▶ _Task objective_:
Give back the full listing, character for character, with no pictures.

▶ _Records from a dataset_:
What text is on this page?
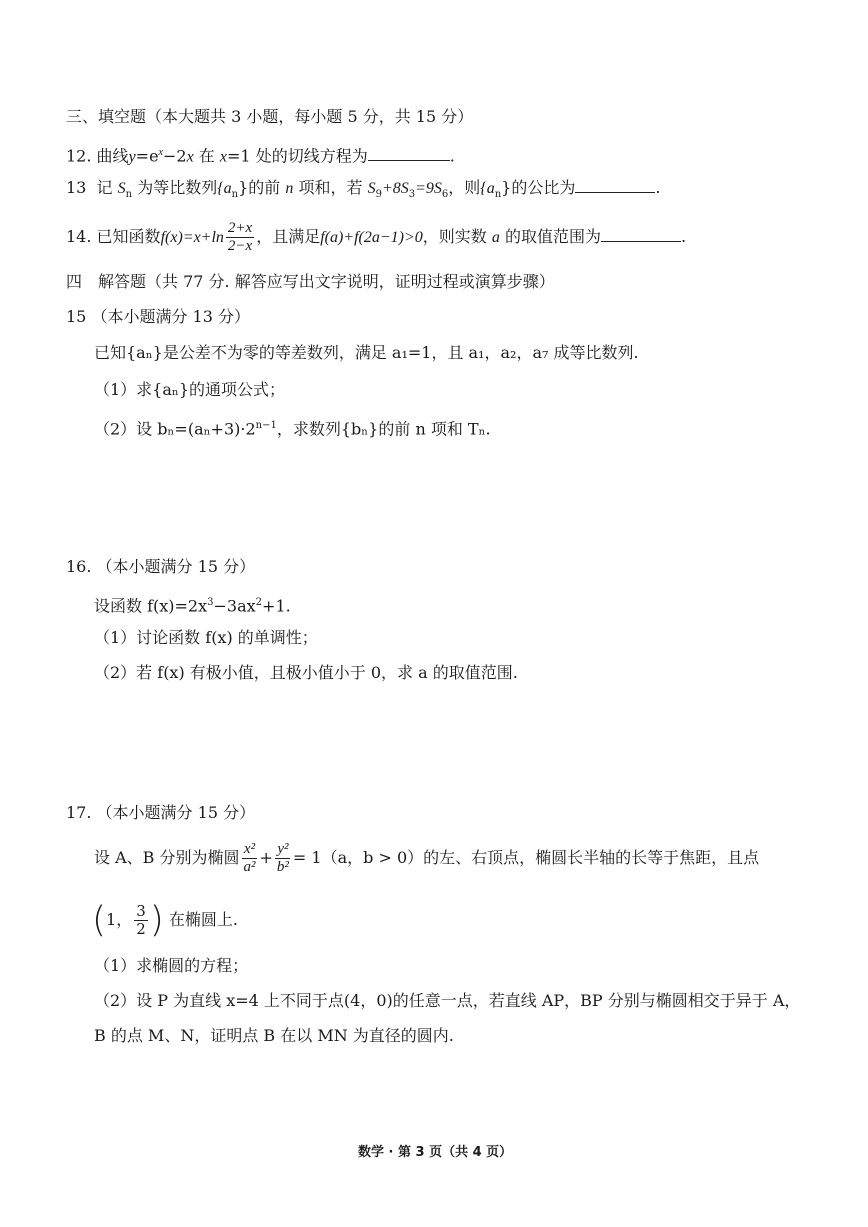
三、填空题（本大题共 3 小题，每小题 5 分，共 15 分）
12. 曲线$y=e^x-2x$ 在 x=1 处的切线方程为	.
13 记 $S_n$ 为等比数列$\{a_n\}$的前 n 项和，若 $S_9+8S_3=9S_6$，则$\{a_n\}$的公比为	.
14. 已知函数$f(x)=x+\ln \frac{2+x}{2-x}$ ，且满足f(a)+f(2a−1)>0，则实数 a 的取值范围为	.
四　解答题（共 77 分. 解答应写出文字说明，证明过程或演算步骤）
15 （本小题满分 13 分）
已知{aₙ}是公差不为零的等差数列，满足 a₁=1，且 a₁，a₂，a₇ 成等比数列.
（1）求{aₙ}的通项公式；
（2）设 $b_n=(a_n+3)\cdot 2^{n-1}$，求数列{bₙ}的前 n 项和 Tₙ.
16. （本小题满分 15 分）
设函数 $f(x)=2x^3-3ax^2+1$.
（1）讨论函数 f(x) 的单调性；
（2）若 f(x) 有极小值，且极小值小于 0，求 a 的取值范围.
17. （本小题满分 15 分）
设 A、B 分别为椭圆 $\frac{\text{x²}}{\text{a²}} + \frac{\text{y²}}{\text{b²}} = 1(a$，b > 0）的左、右顶点，椭圆长半轴的长等于焦距，且点
(1， $\frac{3}{2}$ ) 在椭圆上.
（1）求椭圆的方程；
（2）设 P 为直线 x=4 上不同于点(4，0)的任意一点，若直线 AP，BP 分别与椭圆相交于异于 A，
B 的点 M、N，证明点 B 在以 MN 为直径的圆内.
数学 · 第 3 页（共 4 页）
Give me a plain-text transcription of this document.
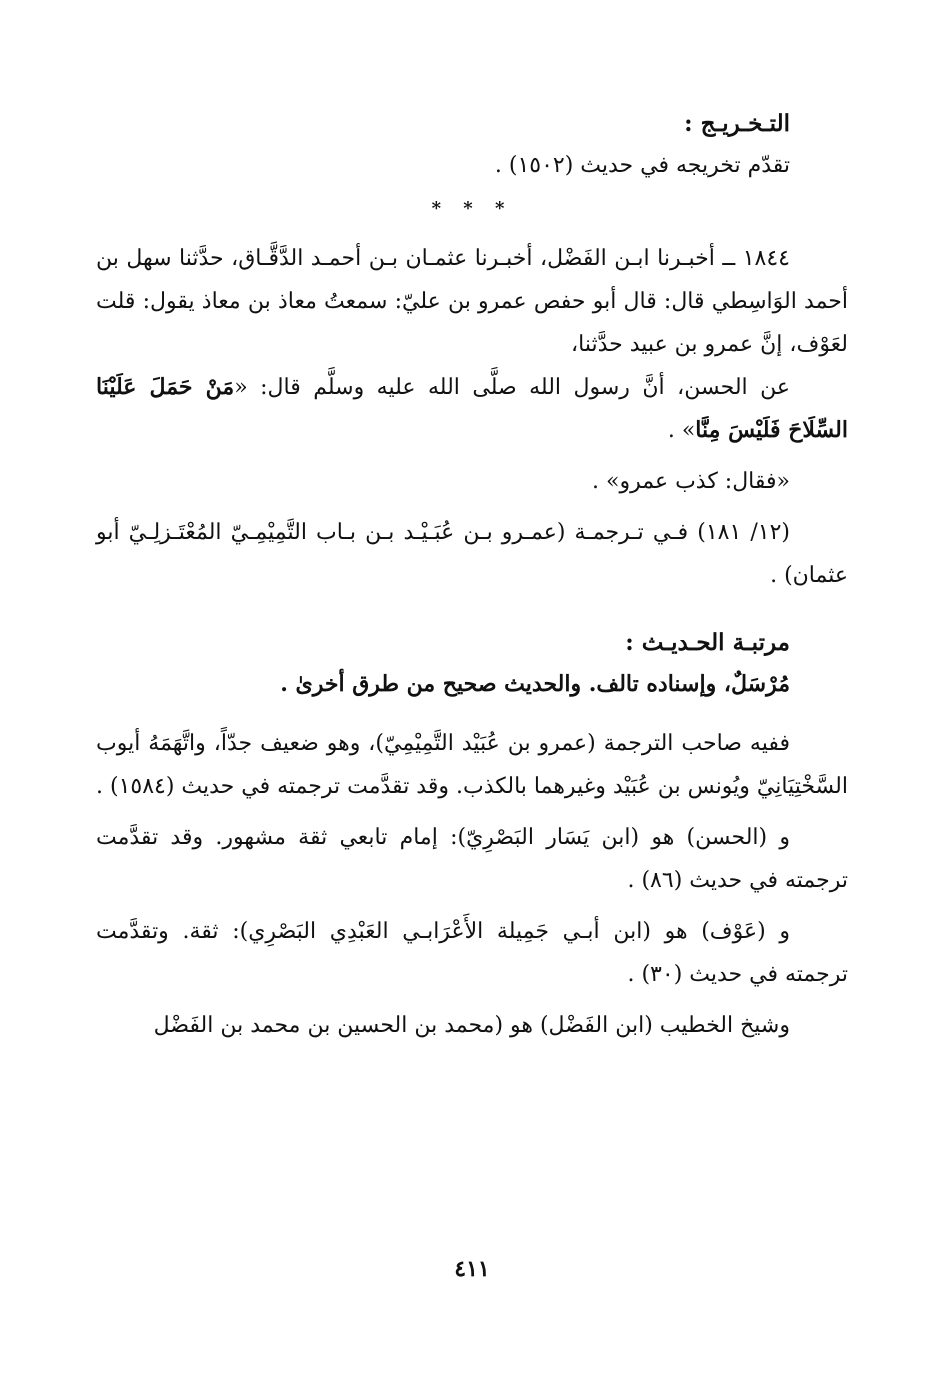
التـخـريـج :
تقدّم تخريجه في حديث (١٥٠٢) .
* * *
١٨٤٤ ــ أخبـرنا ابـن الفَضْل، أخبـرنا عثمـان بـن أحمـد الدَّقَّـاق، حدَّثنا سهل بن أحمد الوَاسِطي قال: قال أبو حفص عمرو بن عليّ: سمعتُ معاذ بن معاذ يقول: قلت لعَوْف، إنَّ عمرو بن عبيد حدَّثنا،
عن الحسن، أنَّ رسول الله صلَّى الله عليه وسلَّم قال: «مَنْ حَمَلَ عَلَيْنَا السِّلَاحَ فَلَيْسَ مِنَّا» .
«فقال: كذب عمرو» .
(١٢/ ١٨١) فـي تـرجمـة (عمـرو بـن عُبَـيْـد بـن بـاب التَّمِيْمِـيّ المُعْتَـزلِـيّ أبو عثمان) .
مرتبـة الحـديـث :
مُرْسَلٌ، وإسناده تالف. والحديث صحيح من طرق أخرىٰ .
ففيه صاحب الترجمة (عمرو بن عُبَيْد التَّمِيْمِيّ)، وهو ضعيف جدّاً، واتَّهَمَهُ أيوب السَّخْتِيَانِيّ ويُونس بن عُبَيْد وغيرهما بالكذب. وقد تقدَّمت ترجمته في حديث (١٥٨٤) .
و (الحسن) هو (ابن يَسَار البَصْرِيّ): إمام تابعي ثقة مشهور. وقد تقدَّمت ترجمته في حديث (٨٦) .
و (عَوْف) هو (ابن أبـي جَمِيلة الأَعْرَابـي العَبْدِي البَصْرِي): ثقة. وتقدَّمت ترجمته في حديث (٣٠) .
وشيخ الخطيب (ابن الفَضْل) هو (محمد بن الحسين بن محمد بن الفَضْل
٤١١
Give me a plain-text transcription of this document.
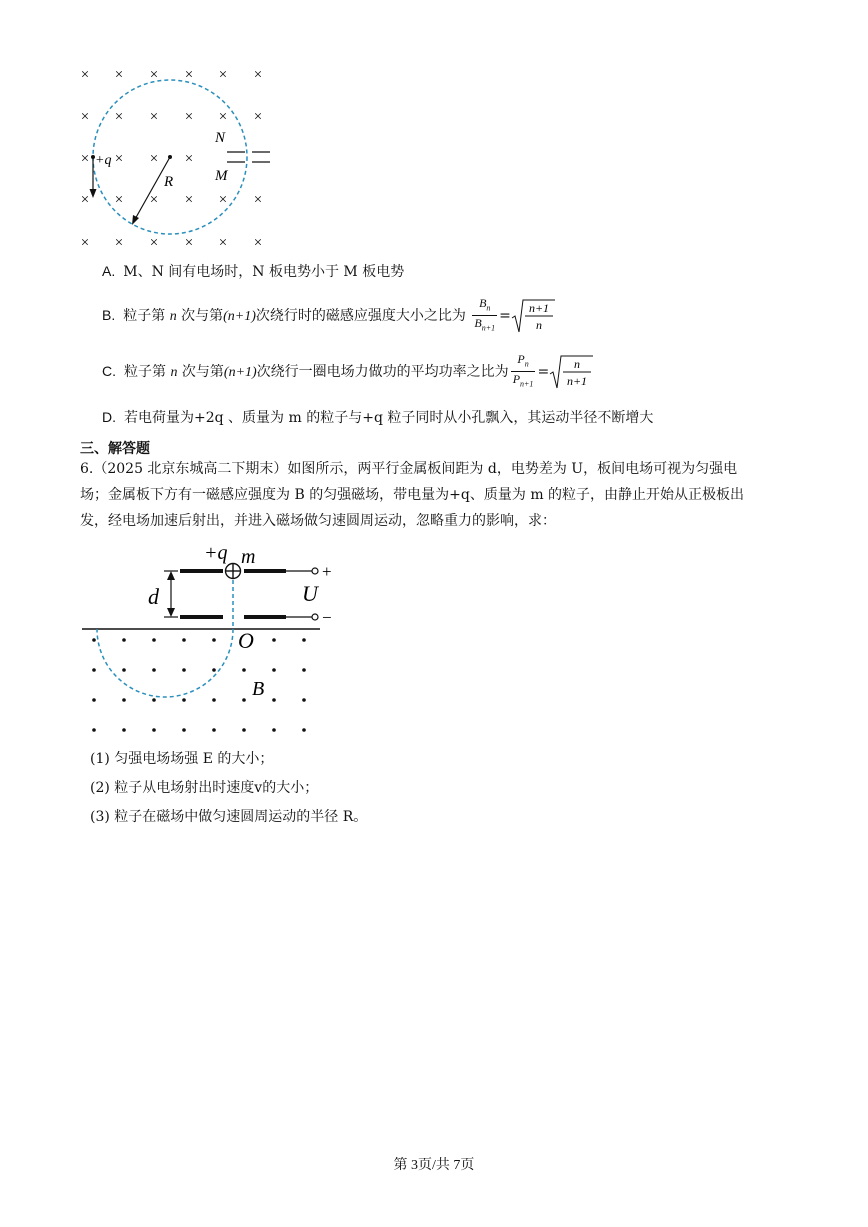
× × × × × ×
× × × × × ×
× × × ×
× × × × × ×
× × × × × ×
N
M
+q
R
A. M、N 间有电场时，N 板电势小于 M 板电势
B. 粒子第 n 次与第(n+1)次绕行时的磁感应强度大小之比为 $\frac{B_n}{B_{n+1}} = n+1$
n
C. 粒子第 n 次与第(n+1)次绕行一圈电场力做功的平均功率之比为 $\frac{P_n}{P_{n+1}} = n$
n+1
D. 若电荷量为+2q 、质量为 m 的粒子与+q 粒子同时从小孔飘入，其运动半径不断增大
三、解答题
6.（2025 北京东城高二下期末）如图所示，两平行金属板间距为 d，电势差为 U，板间电场可视为匀强电
场；金属板下方有一磁感应强度为 B 的匀强磁场，带电量为+q、质量为 m 的粒子，由静止开始从正极板出
发，经电场加速后射出，并进入磁场做匀速圆周运动，忽略重力的影响，求：
+q m
d	U
+
−
O
B
(1) 匀强电场场强 E 的大小；
(2) 粒子从电场射出时速度v的大小；
(3) 粒子在磁场中做匀速圆周运动的半径 R。
第 3页/共 7页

▶ _Finished exercise_:
What text is on this page?
三、填空题（本大题共 3 小题，每小题 5 分，共 15 分）
12. 曲线$y=e^x-2x$ 在 x=1 处的切线方程为	.
13 记 $S_n$ 为等比数列$\{a_n\}$的前 n 项和，若 $S_9+8S_3=9S_6$，则$\{a_n\}$的公比为	.
14. 已知函数$f(x)=x+\ln \frac{2+x}{2-x}$ ，且满足f(a)+f(2a−1)>0，则实数 a 的取值范围为	.
四　解答题（共 77 分. 解答应写出文字说明，证明过程或演算步骤）
15 （本小题满分 13 分）
已知{aₙ}是公差不为零的等差数列，满足 a₁=1，且 a₁，a₂，a₇ 成等比数列.
（1）求{aₙ}的通项公式；
（2）设 $b_n=(a_n+3)\cdot 2^{n-1}$，求数列{bₙ}的前 n 项和 Tₙ.
16. （本小题满分 15 分）
设函数 $f(x)=2x^3-3ax^2+1$.
（1）讨论函数 f(x) 的单调性；
（2）若 f(x) 有极小值，且极小值小于 0，求 a 的取值范围.
17. （本小题满分 15 分）
设 A、B 分别为椭圆 $\frac{\text{x²}}{\text{a²}} + \frac{\text{y²}}{\text{b²}} = 1(a$，b > 0）的左、右顶点，椭圆长半轴的长等于焦距，且点
(1， $\frac{3}{2}$ ) 在椭圆上.
（1）求椭圆的方程；
（2）设 P 为直线 x=4 上不同于点(4，0)的任意一点，若直线 AP，BP 分别与椭圆相交于异于 A，
B 的点 M、N，证明点 B 在以 MN 为直径的圆内.
数学 · 第 3 页（共 4 页）
Give me a plain-text transcription of this document.
التـخـريـج :
تقدّم تخريجه في حديث (١٥٠٢) .
* * *
١٨٤٤ ــ أخبـرنا ابـن الفَضْل، أخبـرنا عثمـان بـن أحمـد الدَّقَّـاق، حدَّثنا سهل بن أحمد الوَاسِطي قال: قال أبو حفص عمرو بن عليّ: سمعتُ معاذ بن معاذ يقول: قلت لعَوْف، إنَّ عمرو بن عبيد حدَّثنا،
عن الحسن، أنَّ رسول الله صلَّى الله عليه وسلَّم قال: «مَنْ حَمَلَ عَلَيْنَا السِّلَاحَ فَلَيْسَ مِنَّا» .
«فقال: كذب عمرو» .
(١٢/ ١٨١) فـي تـرجمـة (عمـرو بـن عُبَـيْـد بـن بـاب التَّمِيْمِـيّ المُعْتَـزلِـيّ أبو عثمان) .
مرتبـة الحـديـث :
مُرْسَلٌ، وإسناده تالف. والحديث صحيح من طرق أخرىٰ .
ففيه صاحب الترجمة (عمرو بن عُبَيْد التَّمِيْمِيّ)، وهو ضعيف جدّاً، واتَّهَمَهُ أيوب السَّخْتِيَانِيّ ويُونس بن عُبَيْد وغيرهما بالكذب. وقد تقدَّمت ترجمته في حديث (١٥٨٤) .
و (الحسن) هو (ابن يَسَار البَصْرِيّ): إمام تابعي ثقة مشهور. وقد تقدَّمت ترجمته في حديث (٨٦) .
و (عَوْف) هو (ابن أبـي جَمِيلة الأَعْرَابـي العَبْدِي البَصْرِي): ثقة. وتقدَّمت ترجمته في حديث (٣٠) .
وشيخ الخطيب (ابن الفَضْل) هو (محمد بن الحسين بن محمد بن الفَضْل
٤١١
Give me a plain-text transcription of this document.
× × × × × ×
× × × × × ×
× × × ×
× × × × × ×
× × × × × ×
N
M
+q
R
A. M、N 间有电场时，N 板电势小于 M 板电势
B. 粒子第 n 次与第(n+1)次绕行时的磁感应强度大小之比为 $\frac{B_n}{B_{n+1}} = n+1$
n
C. 粒子第 n 次与第(n+1)次绕行一圈电场力做功的平均功率之比为 $\frac{P_n}{P_{n+1}} = n$
n+1
D. 若电荷量为+2q 、质量为 m 的粒子与+q 粒子同时从小孔飘入，其运动半径不断增大
三、解答题
6.（2025 北京东城高二下期末）如图所示，两平行金属板间距为 d，电势差为 U，板间电场可视为匀强电
场；金属板下方有一磁感应强度为 B 的匀强磁场，带电量为+q、质量为 m 的粒子，由静止开始从正极板出
发，经电场加速后射出，并进入磁场做匀速圆周运动，忽略重力的影响，求：
+q m
d	U
+
−
O
B
(1) 匀强电场场强 E 的大小；
(2) 粒子从电场射出时速度v的大小；
(3) 粒子在磁场中做匀速圆周运动的半径 R。
第 3页/共 7页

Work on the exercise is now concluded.